Task to complete
Produce an exact transcription of the listing below, omitting the pictures.

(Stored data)
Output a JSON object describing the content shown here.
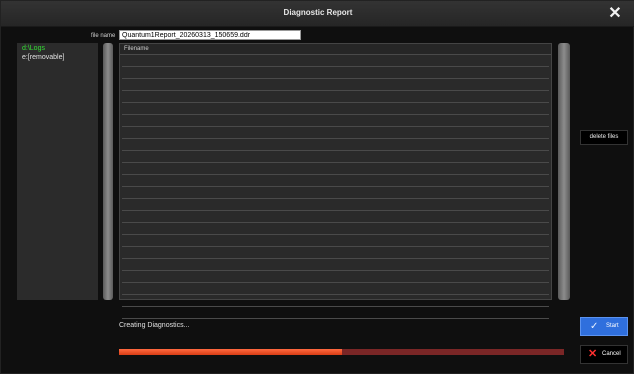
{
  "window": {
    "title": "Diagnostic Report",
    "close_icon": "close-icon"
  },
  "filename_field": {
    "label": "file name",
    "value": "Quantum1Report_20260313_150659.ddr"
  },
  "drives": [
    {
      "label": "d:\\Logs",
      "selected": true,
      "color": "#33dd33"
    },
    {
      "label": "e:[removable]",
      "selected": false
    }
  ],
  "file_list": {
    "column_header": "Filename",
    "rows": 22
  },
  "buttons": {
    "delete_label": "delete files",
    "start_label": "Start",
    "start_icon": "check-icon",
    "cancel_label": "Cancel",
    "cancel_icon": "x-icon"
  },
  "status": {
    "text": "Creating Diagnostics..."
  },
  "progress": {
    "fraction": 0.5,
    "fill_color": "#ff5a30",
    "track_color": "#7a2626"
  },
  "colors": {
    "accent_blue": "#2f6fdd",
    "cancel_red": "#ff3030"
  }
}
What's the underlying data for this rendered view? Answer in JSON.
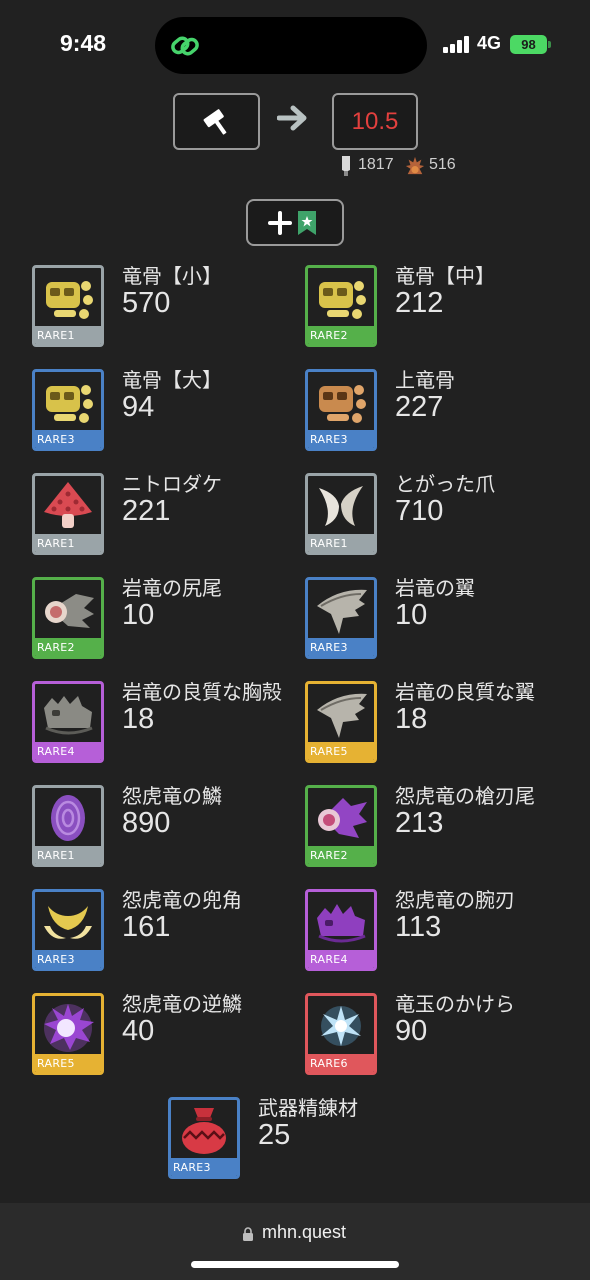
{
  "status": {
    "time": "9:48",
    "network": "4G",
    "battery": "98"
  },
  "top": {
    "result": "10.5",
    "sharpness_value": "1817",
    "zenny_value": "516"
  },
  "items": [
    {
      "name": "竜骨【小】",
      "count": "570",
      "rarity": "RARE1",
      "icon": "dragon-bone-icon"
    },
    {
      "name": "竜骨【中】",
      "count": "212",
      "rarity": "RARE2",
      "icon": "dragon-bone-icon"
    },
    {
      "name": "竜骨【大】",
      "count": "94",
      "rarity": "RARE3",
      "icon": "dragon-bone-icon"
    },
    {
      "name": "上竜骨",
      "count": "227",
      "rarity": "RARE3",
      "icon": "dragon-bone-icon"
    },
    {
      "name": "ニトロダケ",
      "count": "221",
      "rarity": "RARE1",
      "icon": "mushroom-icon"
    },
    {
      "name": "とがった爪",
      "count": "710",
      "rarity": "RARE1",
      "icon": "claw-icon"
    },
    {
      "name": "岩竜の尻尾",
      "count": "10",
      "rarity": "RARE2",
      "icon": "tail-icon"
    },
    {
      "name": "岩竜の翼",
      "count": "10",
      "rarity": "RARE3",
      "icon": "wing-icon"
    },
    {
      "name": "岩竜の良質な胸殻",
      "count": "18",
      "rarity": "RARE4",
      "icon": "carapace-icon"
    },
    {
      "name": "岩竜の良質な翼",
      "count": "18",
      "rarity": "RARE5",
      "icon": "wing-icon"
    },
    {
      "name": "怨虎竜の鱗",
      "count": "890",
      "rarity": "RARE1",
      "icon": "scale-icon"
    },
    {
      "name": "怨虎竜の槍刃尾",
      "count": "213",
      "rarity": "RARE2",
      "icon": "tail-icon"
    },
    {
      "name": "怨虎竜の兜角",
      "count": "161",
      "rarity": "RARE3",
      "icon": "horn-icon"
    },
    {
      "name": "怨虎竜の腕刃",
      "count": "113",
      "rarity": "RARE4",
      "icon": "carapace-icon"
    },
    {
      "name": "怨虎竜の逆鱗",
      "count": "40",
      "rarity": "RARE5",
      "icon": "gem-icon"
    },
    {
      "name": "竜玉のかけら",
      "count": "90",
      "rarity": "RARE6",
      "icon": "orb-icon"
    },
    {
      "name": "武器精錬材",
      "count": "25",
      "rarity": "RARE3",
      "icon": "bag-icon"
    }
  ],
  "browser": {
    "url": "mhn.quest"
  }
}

Finished exercise
Output a JSON object describing the content shown here.
{
  "window": {
    "title": "Diagnostic Report",
    "close_icon": "close-icon"
  },
  "filename_field": {
    "label": "file name",
    "value": "Quantum1Report_20260313_150659.ddr"
  },
  "drives": [
    {
      "label": "d:\\Logs",
      "selected": true,
      "color": "#33dd33"
    },
    {
      "label": "e:[removable]",
      "selected": false
    }
  ],
  "file_list": {
    "column_header": "Filename",
    "rows": 22
  },
  "buttons": {
    "delete_label": "delete files",
    "start_label": "Start",
    "start_icon": "check-icon",
    "cancel_label": "Cancel",
    "cancel_icon": "x-icon"
  },
  "status": {
    "text": "Creating Diagnostics..."
  },
  "progress": {
    "fraction": 0.5,
    "fill_color": "#ff5a30",
    "track_color": "#7a2626"
  },
  "colors": {
    "accent_blue": "#2f6fdd",
    "cancel_red": "#ff3030"
  }
}
What's the underlying data for this rendered view? Answer in JSON.
{
  "status": {
    "time": "9:48",
    "network": "4G",
    "battery": "98"
  },
  "top": {
    "result": "10.5",
    "sharpness_value": "1817",
    "zenny_value": "516"
  },
  "items": [
    {
      "name": "竜骨【小】",
      "count": "570",
      "rarity": "RARE1",
      "icon": "dragon-bone-icon"
    },
    {
      "name": "竜骨【中】",
      "count": "212",
      "rarity": "RARE2",
      "icon": "dragon-bone-icon"
    },
    {
      "name": "竜骨【大】",
      "count": "94",
      "rarity": "RARE3",
      "icon": "dragon-bone-icon"
    },
    {
      "name": "上竜骨",
      "count": "227",
      "rarity": "RARE3",
      "icon": "dragon-bone-icon"
    },
    {
      "name": "ニトロダケ",
      "count": "221",
      "rarity": "RARE1",
      "icon": "mushroom-icon"
    },
    {
      "name": "とがった爪",
      "count": "710",
      "rarity": "RARE1",
      "icon": "claw-icon"
    },
    {
      "name": "岩竜の尻尾",
      "count": "10",
      "rarity": "RARE2",
      "icon": "tail-icon"
    },
    {
      "name": "岩竜の翼",
      "count": "10",
      "rarity": "RARE3",
      "icon": "wing-icon"
    },
    {
      "name": "岩竜の良質な胸殻",
      "count": "18",
      "rarity": "RARE4",
      "icon": "carapace-icon"
    },
    {
      "name": "岩竜の良質な翼",
      "count": "18",
      "rarity": "RARE5",
      "icon": "wing-icon"
    },
    {
      "name": "怨虎竜の鱗",
      "count": "890",
      "rarity": "RARE1",
      "icon": "scale-icon"
    },
    {
      "name": "怨虎竜の槍刃尾",
      "count": "213",
      "rarity": "RARE2",
      "icon": "tail-icon"
    },
    {
      "name": "怨虎竜の兜角",
      "count": "161",
      "rarity": "RARE3",
      "icon": "horn-icon"
    },
    {
      "name": "怨虎竜の腕刃",
      "count": "113",
      "rarity": "RARE4",
      "icon": "carapace-icon"
    },
    {
      "name": "怨虎竜の逆鱗",
      "count": "40",
      "rarity": "RARE5",
      "icon": "gem-icon"
    },
    {
      "name": "竜玉のかけら",
      "count": "90",
      "rarity": "RARE6",
      "icon": "orb-icon"
    },
    {
      "name": "武器精錬材",
      "count": "25",
      "rarity": "RARE3",
      "icon": "bag-icon"
    }
  ],
  "browser": {
    "url": "mhn.quest"
  }
}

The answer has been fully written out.